__Instructions to follow__:
Locate the word "supplies" in the entries below, then gather every line that holds it.

:: Record set ::

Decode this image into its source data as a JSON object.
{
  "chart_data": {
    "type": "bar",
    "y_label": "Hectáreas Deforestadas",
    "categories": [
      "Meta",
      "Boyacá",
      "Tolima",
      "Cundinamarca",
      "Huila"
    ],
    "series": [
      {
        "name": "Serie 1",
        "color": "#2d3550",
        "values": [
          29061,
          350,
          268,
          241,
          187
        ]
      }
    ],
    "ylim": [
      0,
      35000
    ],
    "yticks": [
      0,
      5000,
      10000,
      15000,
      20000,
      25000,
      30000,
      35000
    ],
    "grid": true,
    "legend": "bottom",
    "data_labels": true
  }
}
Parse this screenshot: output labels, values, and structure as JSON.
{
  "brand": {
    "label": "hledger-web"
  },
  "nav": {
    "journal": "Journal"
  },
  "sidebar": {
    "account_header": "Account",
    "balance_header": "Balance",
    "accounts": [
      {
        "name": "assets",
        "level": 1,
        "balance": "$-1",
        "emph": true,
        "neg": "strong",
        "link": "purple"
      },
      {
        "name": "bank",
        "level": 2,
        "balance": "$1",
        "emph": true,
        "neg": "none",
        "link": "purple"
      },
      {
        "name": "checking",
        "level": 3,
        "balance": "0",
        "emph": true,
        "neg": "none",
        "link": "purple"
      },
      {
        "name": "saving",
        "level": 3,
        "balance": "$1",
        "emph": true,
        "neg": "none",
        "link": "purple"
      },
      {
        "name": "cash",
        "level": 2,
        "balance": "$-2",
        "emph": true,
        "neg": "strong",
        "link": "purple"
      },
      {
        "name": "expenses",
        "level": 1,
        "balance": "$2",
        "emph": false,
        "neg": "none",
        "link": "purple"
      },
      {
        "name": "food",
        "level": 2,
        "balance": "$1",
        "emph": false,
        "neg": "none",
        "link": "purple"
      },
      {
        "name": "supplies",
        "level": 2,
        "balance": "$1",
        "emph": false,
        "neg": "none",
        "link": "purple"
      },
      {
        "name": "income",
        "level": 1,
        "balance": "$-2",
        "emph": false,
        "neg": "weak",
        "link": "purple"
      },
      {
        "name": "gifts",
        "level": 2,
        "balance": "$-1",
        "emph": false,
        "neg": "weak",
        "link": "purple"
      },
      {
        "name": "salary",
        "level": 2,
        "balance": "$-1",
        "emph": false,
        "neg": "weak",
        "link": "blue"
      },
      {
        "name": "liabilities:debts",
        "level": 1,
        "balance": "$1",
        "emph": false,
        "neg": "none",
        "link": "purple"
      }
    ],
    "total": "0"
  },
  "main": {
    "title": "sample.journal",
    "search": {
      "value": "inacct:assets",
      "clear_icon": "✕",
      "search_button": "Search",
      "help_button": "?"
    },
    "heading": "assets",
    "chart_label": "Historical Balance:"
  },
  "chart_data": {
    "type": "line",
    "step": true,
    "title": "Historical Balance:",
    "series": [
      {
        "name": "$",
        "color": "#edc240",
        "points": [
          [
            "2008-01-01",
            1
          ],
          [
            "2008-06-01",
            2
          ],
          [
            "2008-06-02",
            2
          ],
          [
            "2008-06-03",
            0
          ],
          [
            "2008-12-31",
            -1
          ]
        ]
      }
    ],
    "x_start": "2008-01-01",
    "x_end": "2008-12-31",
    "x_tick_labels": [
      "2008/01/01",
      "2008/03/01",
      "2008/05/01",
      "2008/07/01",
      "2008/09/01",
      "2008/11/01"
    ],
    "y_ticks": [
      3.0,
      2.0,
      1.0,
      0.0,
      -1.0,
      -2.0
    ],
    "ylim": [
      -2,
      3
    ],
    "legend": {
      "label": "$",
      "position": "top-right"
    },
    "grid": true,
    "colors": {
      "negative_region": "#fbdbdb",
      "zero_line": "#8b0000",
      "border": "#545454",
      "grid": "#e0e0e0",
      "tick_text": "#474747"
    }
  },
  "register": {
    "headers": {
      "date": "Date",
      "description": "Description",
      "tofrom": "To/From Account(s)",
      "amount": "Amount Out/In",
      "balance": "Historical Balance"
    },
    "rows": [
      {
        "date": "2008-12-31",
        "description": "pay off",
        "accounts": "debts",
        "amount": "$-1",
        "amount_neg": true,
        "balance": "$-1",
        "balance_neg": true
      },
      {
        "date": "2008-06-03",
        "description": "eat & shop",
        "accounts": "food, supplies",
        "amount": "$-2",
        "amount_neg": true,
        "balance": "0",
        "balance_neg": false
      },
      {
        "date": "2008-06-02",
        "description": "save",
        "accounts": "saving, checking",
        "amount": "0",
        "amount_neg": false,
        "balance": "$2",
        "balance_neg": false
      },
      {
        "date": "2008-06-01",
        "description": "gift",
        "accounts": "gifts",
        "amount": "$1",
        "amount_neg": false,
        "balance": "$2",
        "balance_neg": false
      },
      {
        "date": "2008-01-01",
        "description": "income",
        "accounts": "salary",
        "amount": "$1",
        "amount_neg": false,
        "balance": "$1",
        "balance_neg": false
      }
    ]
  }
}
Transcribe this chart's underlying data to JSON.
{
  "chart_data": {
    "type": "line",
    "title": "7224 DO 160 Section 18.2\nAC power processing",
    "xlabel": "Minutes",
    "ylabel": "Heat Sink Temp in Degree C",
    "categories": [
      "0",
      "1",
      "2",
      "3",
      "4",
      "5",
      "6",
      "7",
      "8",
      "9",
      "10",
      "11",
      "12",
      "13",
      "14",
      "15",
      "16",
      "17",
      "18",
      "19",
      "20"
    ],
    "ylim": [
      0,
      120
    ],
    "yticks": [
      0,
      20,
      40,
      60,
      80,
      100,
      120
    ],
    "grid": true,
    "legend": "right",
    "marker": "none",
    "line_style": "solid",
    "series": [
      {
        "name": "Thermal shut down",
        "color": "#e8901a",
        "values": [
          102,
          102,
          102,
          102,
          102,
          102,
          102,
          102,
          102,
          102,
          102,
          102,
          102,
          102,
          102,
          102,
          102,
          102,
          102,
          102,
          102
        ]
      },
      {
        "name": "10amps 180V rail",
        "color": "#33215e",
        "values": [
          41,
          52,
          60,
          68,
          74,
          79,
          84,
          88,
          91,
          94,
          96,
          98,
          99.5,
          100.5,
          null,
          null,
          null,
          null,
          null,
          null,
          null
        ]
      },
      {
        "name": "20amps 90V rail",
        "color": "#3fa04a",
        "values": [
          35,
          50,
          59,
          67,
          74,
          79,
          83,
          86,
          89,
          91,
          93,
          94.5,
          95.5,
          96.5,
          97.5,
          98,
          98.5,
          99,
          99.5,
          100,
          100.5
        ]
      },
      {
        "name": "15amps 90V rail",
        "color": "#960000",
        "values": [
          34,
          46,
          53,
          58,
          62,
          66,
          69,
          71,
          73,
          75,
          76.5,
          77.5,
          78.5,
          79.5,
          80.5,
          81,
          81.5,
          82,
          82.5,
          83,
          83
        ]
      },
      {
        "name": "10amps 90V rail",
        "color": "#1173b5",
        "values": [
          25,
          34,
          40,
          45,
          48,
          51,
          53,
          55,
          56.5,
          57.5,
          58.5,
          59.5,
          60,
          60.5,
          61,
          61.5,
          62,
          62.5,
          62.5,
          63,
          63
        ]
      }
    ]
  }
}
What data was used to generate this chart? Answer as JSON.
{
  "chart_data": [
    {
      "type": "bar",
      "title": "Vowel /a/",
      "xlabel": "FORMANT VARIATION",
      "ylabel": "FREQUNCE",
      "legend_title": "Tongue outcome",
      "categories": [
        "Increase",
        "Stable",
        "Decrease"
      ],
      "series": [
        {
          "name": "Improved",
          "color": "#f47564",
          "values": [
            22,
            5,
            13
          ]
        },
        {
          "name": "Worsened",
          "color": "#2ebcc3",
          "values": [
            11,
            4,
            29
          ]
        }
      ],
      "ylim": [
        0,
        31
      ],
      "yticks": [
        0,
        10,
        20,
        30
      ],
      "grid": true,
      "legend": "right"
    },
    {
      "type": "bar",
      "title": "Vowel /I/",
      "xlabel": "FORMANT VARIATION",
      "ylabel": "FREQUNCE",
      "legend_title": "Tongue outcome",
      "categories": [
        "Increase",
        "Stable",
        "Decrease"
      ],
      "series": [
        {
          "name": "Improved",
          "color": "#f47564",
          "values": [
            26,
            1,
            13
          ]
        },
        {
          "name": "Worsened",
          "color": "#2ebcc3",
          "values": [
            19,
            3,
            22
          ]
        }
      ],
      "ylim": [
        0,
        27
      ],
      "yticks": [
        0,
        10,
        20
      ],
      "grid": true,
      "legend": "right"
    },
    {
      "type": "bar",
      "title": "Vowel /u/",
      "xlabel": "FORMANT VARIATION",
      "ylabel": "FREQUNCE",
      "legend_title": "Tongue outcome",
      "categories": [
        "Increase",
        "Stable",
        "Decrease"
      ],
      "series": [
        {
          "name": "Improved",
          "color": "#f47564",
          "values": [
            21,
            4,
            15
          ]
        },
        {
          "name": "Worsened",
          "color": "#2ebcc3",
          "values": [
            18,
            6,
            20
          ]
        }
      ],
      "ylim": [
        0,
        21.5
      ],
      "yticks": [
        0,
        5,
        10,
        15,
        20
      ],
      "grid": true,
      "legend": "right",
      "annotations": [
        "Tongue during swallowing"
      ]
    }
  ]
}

:::

__Task answer__:
        "name": "supplies",
        "accounts": "food, supplies",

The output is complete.